Written exercise:
Go through the listing and pick out each line with the word "this" in it.

Stored data
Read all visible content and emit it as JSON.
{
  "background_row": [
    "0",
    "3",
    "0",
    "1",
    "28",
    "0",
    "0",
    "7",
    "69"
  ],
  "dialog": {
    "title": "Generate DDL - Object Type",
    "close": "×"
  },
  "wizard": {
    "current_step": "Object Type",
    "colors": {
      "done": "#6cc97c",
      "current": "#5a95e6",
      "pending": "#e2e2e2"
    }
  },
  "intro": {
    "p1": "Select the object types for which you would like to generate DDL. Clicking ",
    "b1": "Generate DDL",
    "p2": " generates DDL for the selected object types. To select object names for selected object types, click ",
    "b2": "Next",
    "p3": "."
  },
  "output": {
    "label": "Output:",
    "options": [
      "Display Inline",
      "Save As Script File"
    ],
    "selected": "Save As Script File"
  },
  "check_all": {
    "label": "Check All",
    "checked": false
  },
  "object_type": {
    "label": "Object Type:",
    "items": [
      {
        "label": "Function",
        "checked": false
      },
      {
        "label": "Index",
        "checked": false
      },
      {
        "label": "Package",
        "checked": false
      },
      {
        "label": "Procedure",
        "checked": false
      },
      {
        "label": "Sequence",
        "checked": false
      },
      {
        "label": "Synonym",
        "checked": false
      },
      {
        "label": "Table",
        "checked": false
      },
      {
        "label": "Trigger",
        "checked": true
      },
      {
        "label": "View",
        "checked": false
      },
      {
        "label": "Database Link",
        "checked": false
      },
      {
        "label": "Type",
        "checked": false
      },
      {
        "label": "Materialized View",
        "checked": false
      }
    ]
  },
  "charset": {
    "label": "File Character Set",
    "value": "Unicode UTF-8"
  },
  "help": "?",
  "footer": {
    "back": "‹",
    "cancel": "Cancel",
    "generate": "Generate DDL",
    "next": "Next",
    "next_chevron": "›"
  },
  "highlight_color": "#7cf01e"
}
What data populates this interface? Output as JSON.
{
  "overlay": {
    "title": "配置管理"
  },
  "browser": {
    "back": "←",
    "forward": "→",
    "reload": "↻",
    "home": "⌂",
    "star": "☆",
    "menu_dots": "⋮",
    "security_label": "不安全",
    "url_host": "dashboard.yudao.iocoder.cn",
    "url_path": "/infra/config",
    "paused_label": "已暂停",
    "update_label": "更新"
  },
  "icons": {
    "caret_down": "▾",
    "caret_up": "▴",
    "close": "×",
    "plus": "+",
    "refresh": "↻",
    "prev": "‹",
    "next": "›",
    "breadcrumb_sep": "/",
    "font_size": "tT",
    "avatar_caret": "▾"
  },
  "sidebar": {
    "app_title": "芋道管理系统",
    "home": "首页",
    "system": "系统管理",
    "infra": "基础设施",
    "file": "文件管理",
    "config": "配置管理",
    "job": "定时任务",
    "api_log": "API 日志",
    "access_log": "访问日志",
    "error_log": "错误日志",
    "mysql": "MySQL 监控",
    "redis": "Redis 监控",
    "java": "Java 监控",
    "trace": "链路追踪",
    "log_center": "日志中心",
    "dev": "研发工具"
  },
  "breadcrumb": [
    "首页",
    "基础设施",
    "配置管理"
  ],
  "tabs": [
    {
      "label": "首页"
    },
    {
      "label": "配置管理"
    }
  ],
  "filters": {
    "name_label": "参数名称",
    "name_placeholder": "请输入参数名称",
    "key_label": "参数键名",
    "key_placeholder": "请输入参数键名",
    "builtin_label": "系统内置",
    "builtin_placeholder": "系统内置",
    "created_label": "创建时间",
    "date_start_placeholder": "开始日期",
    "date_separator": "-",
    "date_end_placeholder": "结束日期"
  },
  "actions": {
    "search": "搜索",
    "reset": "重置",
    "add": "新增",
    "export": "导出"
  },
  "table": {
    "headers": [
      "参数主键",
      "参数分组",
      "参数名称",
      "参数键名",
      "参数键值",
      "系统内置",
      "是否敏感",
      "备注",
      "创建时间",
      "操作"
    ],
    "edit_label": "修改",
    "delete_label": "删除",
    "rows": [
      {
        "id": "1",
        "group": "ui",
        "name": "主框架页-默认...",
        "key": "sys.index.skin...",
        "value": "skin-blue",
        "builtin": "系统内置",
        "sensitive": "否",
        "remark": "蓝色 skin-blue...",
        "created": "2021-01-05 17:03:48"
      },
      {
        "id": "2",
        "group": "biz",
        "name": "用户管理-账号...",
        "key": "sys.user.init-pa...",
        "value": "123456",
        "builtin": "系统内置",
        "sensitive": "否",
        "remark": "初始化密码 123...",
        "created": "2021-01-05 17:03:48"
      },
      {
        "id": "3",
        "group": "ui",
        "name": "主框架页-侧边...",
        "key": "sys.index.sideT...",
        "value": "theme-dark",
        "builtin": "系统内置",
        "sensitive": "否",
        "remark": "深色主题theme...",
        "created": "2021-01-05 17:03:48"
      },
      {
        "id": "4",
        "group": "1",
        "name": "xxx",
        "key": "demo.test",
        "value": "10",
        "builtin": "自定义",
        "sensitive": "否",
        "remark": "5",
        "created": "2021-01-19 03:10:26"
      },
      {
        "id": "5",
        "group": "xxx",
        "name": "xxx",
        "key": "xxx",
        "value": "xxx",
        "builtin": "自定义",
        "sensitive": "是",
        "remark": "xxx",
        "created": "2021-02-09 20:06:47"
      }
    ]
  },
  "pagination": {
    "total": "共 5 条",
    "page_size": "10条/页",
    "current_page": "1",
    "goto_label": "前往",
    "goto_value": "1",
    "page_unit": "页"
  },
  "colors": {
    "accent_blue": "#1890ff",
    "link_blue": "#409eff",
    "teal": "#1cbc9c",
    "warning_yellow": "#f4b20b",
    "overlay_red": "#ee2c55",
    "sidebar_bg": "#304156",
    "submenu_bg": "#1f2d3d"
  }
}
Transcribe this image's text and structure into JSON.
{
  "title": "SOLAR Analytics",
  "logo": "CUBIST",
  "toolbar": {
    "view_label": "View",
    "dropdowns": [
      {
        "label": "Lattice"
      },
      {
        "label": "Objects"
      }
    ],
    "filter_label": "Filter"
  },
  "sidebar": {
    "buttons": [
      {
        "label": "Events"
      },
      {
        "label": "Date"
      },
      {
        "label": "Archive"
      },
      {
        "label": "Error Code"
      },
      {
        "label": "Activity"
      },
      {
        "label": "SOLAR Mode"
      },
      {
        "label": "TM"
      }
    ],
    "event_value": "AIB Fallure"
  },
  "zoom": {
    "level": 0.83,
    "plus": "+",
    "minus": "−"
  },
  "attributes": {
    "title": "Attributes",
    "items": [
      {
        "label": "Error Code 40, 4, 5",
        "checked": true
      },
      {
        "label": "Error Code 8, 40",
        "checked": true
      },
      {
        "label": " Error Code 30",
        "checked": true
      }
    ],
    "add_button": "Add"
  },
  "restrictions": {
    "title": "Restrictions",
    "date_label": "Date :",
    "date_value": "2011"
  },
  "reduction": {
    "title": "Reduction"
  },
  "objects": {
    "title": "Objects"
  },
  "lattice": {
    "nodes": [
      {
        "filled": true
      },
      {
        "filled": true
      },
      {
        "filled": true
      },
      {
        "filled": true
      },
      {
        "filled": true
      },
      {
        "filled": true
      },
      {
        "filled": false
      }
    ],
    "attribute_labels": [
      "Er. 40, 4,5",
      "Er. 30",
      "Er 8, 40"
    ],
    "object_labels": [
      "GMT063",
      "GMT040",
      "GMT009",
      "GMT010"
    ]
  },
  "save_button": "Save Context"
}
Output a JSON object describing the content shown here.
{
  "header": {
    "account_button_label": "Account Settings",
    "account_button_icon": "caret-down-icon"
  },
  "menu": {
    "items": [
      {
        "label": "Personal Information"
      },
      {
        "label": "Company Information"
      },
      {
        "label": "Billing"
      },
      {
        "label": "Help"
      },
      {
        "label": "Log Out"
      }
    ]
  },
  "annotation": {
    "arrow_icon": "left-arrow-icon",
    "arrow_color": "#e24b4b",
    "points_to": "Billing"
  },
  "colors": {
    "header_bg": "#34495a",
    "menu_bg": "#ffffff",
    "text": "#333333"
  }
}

Answer to the task:
What data populates this interface? Output as JSON.
Transcribe this image's text and structure into JSON.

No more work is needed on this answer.